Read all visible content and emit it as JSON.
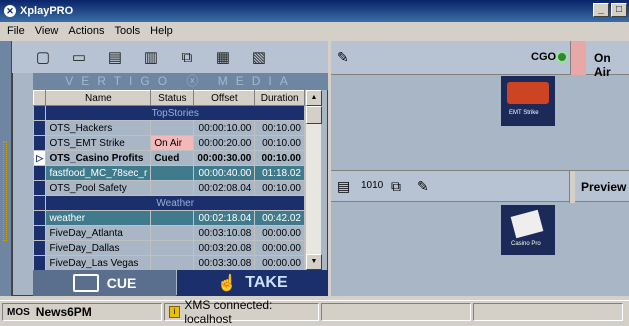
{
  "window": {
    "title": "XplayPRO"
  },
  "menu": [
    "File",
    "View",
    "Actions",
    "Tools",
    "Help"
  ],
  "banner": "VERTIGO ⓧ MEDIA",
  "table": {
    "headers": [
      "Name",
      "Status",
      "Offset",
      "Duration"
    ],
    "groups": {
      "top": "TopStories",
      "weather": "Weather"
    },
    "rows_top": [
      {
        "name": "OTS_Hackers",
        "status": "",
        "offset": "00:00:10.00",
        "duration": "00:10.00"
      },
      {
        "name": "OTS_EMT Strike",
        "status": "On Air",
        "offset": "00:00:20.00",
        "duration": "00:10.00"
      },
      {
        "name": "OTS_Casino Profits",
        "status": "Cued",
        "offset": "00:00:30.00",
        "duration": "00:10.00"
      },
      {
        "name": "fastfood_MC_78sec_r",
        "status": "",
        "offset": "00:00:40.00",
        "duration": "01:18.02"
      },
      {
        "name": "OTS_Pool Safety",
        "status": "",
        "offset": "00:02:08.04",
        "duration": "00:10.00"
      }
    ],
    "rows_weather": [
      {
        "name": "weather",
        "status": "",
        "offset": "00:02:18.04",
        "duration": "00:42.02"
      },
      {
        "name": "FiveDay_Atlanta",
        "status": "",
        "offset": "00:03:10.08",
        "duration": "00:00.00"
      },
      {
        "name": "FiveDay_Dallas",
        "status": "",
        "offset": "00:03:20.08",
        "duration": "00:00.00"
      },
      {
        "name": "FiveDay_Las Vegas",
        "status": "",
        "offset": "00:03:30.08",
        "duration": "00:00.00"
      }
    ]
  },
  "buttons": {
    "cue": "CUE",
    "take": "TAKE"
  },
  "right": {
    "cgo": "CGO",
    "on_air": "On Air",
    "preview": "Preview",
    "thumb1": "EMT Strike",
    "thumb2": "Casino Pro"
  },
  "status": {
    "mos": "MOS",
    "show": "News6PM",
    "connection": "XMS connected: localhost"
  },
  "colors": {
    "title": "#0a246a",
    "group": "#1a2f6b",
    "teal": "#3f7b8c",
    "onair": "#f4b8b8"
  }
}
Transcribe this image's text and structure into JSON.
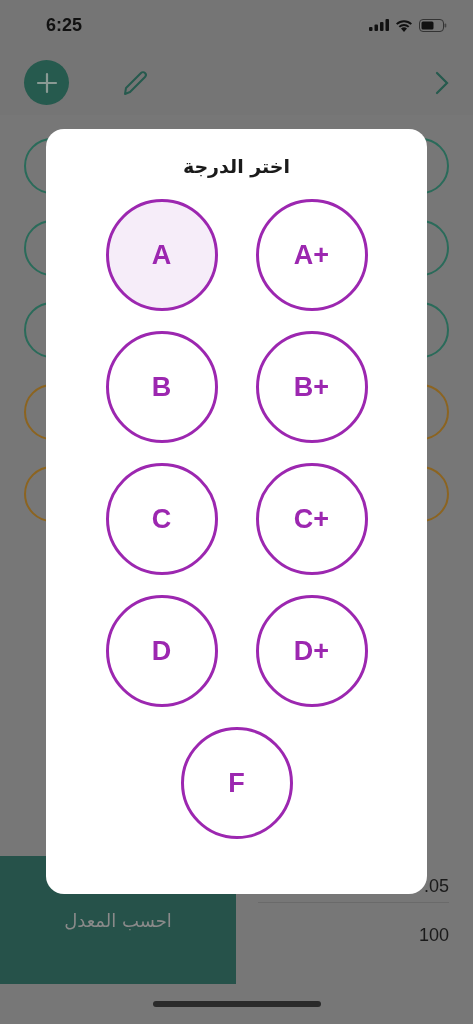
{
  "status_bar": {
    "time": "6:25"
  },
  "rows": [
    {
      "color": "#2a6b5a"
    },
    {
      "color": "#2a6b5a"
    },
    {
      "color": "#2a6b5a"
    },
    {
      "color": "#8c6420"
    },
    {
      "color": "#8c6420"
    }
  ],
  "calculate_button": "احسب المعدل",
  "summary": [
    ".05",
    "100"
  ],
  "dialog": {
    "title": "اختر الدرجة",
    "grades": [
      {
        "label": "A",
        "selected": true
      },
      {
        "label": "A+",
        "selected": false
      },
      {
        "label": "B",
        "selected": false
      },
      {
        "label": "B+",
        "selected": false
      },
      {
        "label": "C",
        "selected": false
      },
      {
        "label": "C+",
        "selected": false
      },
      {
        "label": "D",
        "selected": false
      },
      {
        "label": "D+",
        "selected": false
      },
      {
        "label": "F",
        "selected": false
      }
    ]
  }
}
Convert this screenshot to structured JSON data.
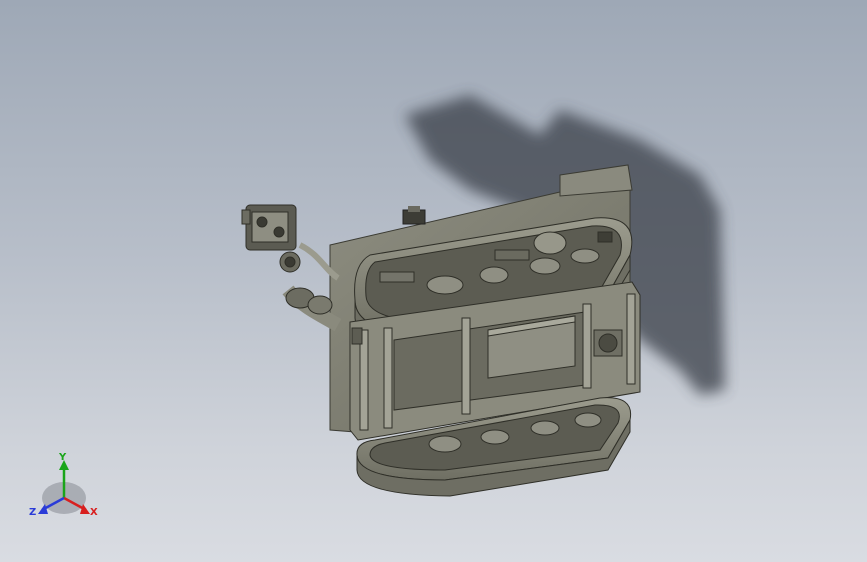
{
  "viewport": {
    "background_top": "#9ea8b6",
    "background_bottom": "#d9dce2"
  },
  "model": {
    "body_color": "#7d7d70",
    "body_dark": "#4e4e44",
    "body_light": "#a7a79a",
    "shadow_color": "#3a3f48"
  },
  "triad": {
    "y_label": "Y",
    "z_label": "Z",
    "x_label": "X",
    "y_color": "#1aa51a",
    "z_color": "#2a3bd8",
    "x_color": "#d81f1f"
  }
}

___

> _INSTRUCTION_
Determine how many lines of the listing above hold the word "title". Report that number without anything else.

> _THE RESULT_
3